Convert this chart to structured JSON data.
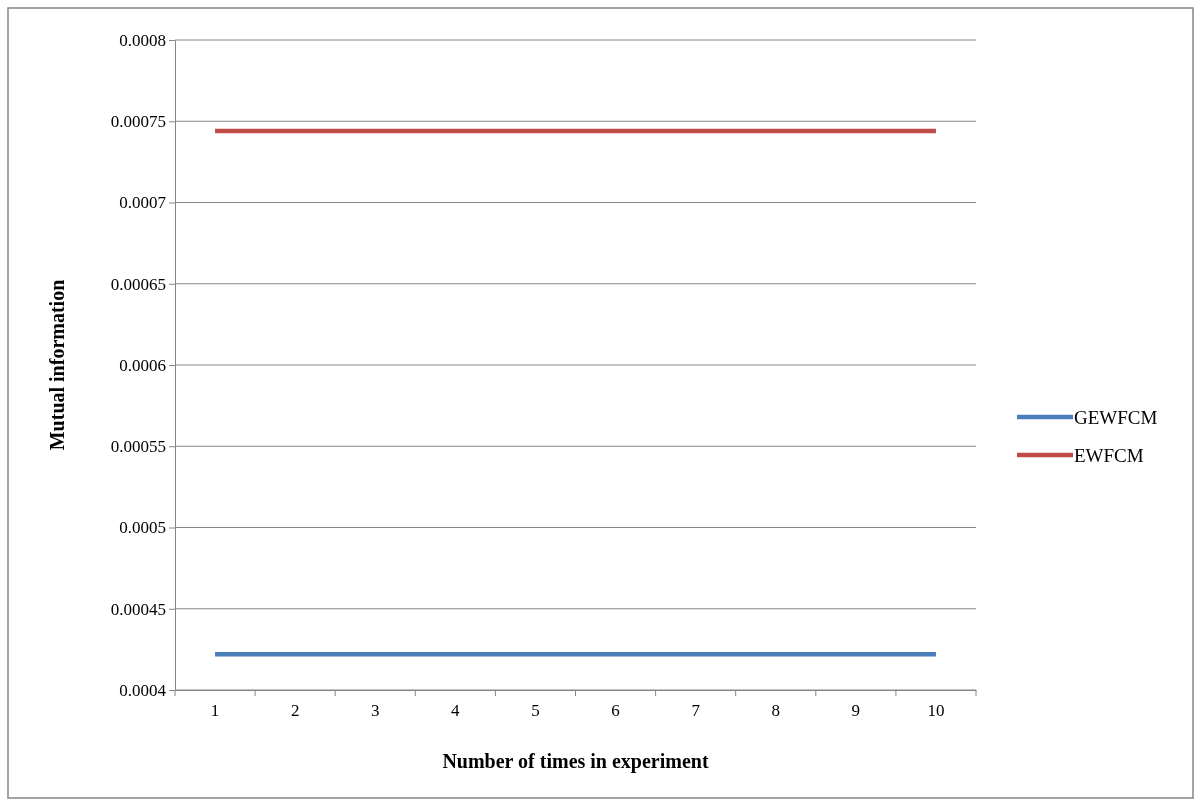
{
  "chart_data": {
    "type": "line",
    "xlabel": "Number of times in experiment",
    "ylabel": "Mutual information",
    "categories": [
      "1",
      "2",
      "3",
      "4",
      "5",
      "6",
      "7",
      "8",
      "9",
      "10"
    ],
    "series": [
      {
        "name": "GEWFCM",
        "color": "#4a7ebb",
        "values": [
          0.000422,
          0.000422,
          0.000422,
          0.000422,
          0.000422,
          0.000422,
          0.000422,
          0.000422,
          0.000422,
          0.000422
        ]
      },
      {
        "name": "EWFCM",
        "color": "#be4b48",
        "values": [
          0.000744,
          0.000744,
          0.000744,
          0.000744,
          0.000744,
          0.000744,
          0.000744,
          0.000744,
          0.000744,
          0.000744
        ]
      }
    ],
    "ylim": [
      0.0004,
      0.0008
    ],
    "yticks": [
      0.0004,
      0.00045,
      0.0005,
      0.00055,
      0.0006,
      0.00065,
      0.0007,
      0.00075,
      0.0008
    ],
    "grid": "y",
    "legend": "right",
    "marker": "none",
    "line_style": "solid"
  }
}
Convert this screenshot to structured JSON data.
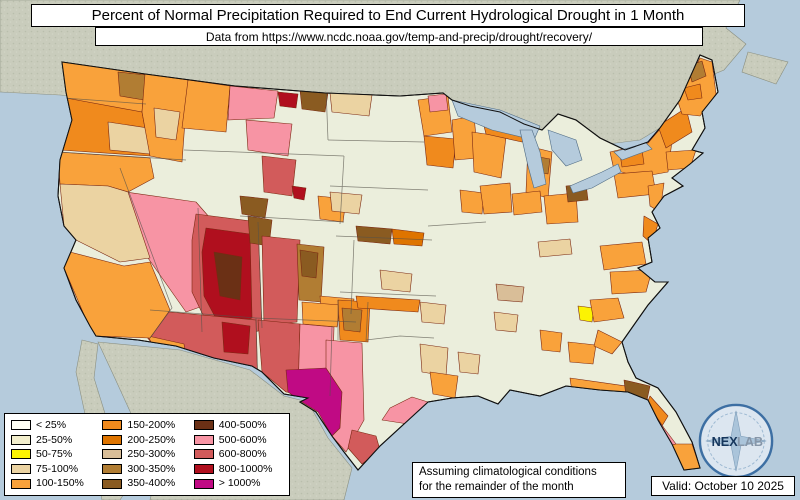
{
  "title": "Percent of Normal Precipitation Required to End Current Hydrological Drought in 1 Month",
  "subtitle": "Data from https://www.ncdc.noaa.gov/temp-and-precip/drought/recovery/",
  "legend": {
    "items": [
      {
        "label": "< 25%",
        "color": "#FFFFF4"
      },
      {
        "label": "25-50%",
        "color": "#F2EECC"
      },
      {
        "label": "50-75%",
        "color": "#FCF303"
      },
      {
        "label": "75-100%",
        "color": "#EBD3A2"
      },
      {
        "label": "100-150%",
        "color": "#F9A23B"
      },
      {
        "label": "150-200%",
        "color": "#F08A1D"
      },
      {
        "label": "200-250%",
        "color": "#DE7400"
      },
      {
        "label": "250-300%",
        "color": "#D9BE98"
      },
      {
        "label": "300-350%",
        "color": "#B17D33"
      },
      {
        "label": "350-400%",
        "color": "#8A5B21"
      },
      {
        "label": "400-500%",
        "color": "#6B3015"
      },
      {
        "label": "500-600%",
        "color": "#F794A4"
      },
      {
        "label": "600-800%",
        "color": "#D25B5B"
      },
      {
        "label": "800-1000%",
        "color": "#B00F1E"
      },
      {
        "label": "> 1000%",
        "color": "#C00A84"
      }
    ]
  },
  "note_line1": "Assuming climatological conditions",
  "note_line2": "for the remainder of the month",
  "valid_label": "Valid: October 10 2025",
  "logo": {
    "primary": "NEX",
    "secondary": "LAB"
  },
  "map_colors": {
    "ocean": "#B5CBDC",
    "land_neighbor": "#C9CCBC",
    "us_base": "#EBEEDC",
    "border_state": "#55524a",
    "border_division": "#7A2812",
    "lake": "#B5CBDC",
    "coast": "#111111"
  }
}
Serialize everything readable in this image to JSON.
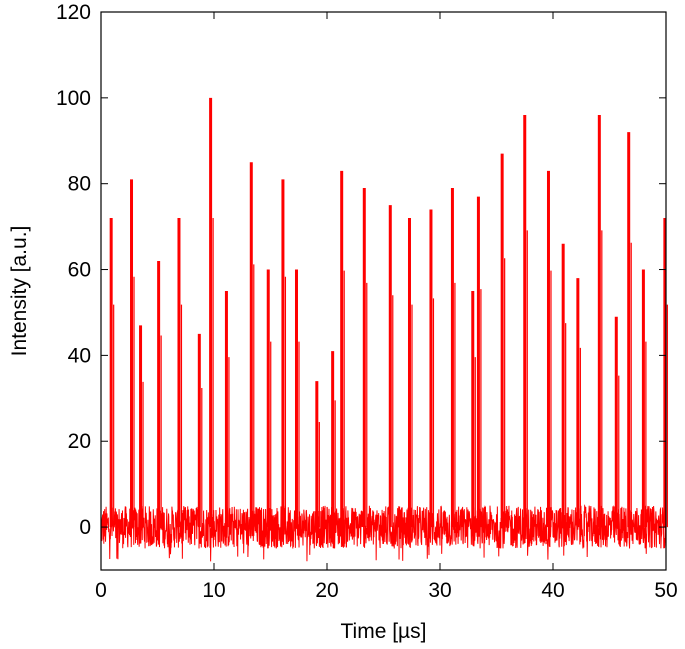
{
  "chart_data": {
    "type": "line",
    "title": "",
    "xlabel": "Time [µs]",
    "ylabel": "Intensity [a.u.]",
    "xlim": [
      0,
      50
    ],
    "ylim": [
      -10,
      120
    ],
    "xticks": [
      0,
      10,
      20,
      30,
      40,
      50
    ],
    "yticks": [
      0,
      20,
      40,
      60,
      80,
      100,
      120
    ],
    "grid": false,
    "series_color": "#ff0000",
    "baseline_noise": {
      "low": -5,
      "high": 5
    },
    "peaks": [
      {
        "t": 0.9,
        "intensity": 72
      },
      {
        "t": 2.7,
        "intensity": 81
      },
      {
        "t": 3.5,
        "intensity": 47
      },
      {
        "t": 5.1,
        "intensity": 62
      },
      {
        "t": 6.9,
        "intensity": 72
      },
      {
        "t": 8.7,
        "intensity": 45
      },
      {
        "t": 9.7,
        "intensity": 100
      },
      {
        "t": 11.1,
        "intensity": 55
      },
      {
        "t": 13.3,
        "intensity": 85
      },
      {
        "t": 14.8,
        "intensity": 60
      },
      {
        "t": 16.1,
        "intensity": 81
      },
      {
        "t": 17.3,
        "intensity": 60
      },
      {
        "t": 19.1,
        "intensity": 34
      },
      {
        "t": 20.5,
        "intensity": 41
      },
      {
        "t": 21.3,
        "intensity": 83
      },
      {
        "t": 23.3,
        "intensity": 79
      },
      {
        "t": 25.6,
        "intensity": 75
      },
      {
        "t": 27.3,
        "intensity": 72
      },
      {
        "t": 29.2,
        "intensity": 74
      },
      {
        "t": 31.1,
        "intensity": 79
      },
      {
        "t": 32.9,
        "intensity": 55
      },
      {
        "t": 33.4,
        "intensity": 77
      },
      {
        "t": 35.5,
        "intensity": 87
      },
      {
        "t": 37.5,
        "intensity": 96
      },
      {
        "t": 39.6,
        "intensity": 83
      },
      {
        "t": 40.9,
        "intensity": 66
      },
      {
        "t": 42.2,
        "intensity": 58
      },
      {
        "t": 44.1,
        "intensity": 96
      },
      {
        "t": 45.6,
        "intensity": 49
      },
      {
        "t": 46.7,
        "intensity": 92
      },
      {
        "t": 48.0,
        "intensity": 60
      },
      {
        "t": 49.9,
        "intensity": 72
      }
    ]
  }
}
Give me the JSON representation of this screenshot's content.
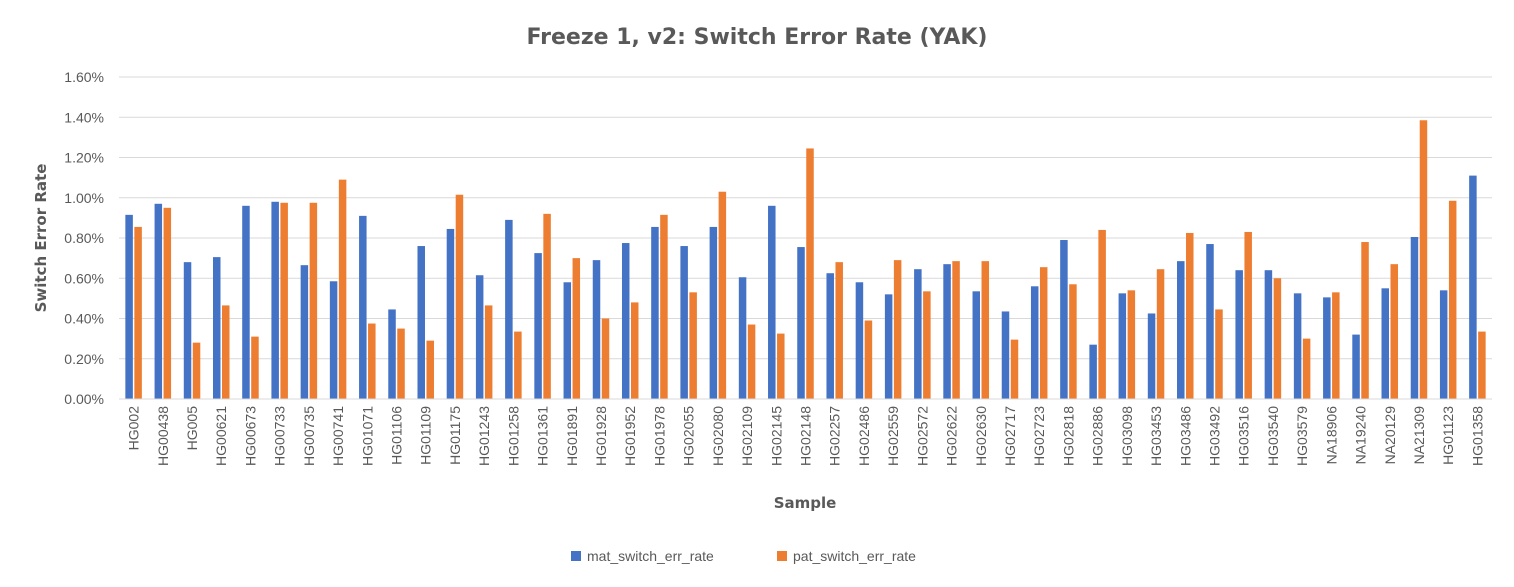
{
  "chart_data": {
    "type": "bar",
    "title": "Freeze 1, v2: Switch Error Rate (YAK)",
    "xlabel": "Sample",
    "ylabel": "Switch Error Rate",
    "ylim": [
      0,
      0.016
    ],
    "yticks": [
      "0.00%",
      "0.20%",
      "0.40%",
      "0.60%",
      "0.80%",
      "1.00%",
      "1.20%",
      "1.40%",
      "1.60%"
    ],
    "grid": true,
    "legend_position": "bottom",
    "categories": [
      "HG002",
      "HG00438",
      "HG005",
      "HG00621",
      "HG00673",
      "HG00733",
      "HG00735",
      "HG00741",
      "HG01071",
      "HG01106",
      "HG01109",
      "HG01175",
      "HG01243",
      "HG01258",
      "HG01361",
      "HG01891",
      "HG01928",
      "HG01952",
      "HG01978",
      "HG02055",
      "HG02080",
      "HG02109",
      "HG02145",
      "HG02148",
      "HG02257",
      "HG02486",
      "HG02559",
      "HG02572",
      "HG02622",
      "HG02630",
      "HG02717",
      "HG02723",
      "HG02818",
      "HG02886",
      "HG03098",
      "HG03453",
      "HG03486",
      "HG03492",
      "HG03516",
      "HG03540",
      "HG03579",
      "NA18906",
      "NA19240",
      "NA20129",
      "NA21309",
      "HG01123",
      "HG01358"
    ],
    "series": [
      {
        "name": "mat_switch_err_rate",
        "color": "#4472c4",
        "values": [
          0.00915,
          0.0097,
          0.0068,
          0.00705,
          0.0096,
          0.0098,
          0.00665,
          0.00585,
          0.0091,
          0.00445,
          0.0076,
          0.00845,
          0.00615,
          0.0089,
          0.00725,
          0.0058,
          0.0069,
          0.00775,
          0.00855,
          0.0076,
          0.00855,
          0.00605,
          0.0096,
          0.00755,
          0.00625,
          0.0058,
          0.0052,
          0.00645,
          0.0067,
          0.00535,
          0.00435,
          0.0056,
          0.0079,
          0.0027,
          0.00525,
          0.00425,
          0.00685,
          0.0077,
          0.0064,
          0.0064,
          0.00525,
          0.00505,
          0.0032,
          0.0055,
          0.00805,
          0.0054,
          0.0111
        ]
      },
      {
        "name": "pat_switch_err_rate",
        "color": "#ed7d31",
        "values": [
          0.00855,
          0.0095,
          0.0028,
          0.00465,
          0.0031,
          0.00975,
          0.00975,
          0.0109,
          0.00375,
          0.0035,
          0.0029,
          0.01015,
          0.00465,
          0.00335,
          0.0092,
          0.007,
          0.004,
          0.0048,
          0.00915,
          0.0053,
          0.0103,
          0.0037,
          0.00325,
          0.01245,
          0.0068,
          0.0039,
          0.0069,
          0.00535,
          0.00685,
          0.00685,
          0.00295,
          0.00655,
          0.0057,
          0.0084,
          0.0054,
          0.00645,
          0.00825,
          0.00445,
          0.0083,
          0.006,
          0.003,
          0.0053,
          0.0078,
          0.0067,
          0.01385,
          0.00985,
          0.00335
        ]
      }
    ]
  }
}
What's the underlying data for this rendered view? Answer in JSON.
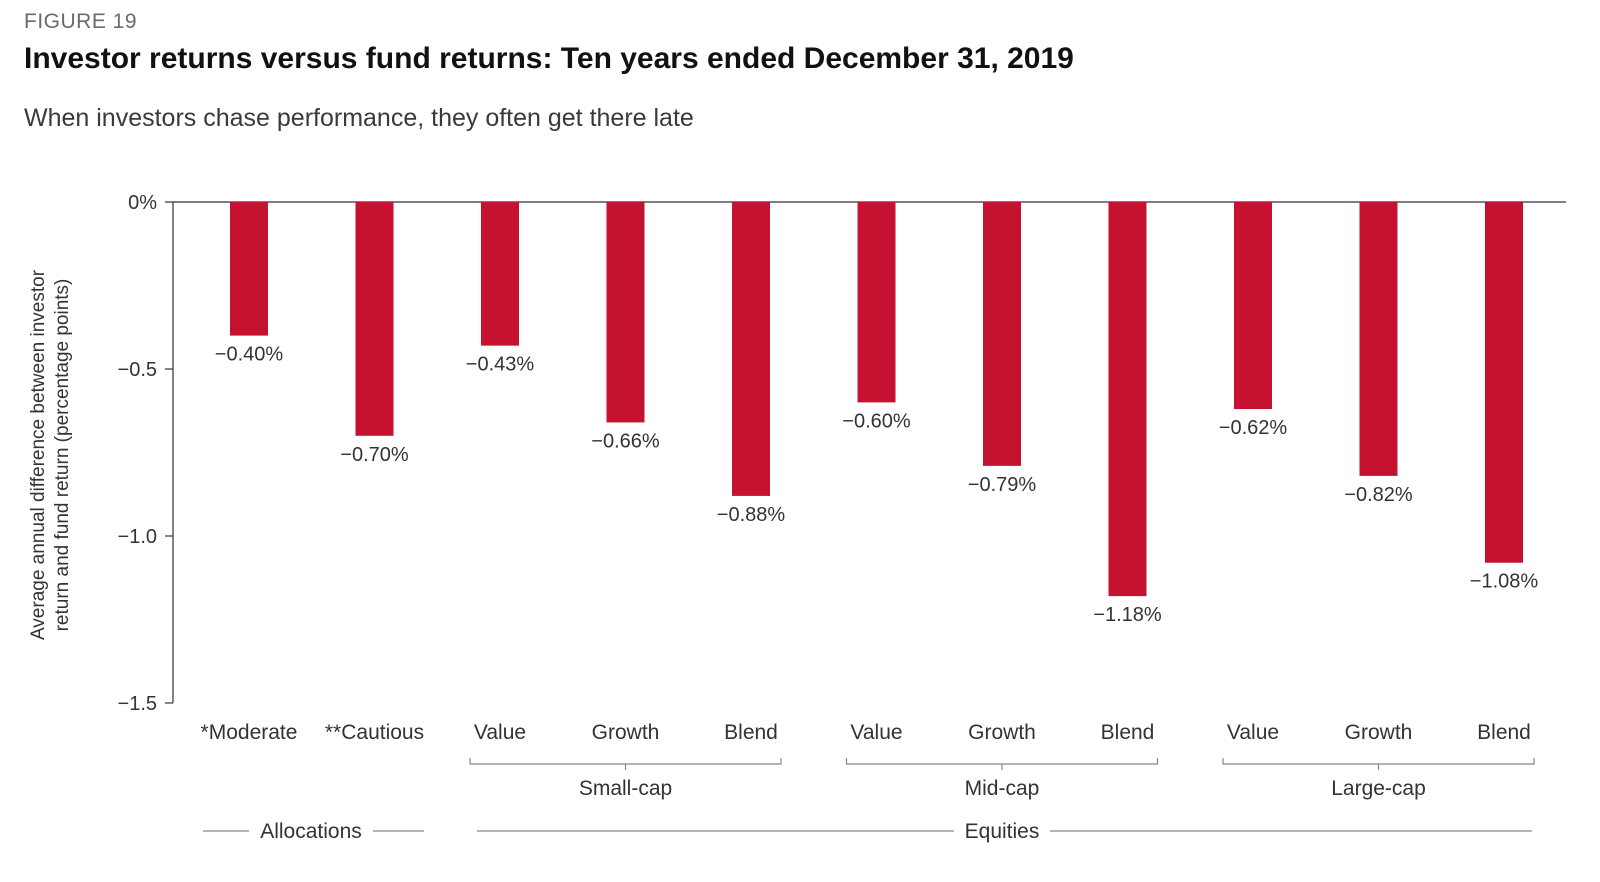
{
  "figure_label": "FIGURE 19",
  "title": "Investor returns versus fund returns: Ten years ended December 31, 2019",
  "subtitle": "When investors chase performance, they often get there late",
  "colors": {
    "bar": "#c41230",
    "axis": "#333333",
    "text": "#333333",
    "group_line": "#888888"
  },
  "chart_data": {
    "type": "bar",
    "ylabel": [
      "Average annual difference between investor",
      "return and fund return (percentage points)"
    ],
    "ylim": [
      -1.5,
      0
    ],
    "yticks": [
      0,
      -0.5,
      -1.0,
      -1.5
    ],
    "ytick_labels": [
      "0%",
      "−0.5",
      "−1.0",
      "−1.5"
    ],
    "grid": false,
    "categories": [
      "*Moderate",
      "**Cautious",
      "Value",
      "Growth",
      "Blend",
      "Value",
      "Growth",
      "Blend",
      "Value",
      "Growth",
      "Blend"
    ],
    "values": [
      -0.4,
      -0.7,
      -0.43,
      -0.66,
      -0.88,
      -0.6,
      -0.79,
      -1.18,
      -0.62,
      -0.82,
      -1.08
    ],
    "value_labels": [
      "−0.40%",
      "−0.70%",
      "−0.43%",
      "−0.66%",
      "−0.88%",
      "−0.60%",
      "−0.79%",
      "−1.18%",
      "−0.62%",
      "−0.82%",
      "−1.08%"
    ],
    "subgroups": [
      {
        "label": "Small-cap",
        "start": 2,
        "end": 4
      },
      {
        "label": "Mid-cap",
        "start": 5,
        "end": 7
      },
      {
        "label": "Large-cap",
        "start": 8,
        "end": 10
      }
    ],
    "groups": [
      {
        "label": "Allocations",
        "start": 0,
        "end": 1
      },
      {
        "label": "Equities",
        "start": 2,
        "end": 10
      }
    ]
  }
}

- **PROMPT**
Search the records above for "Error". Copy each line where it is found.

- **PROBLEM SOLUTION**
    "title": "Freeze 1, v2: Switch Error Rate (YAK)",
    "ylabel": "Switch Error Rate",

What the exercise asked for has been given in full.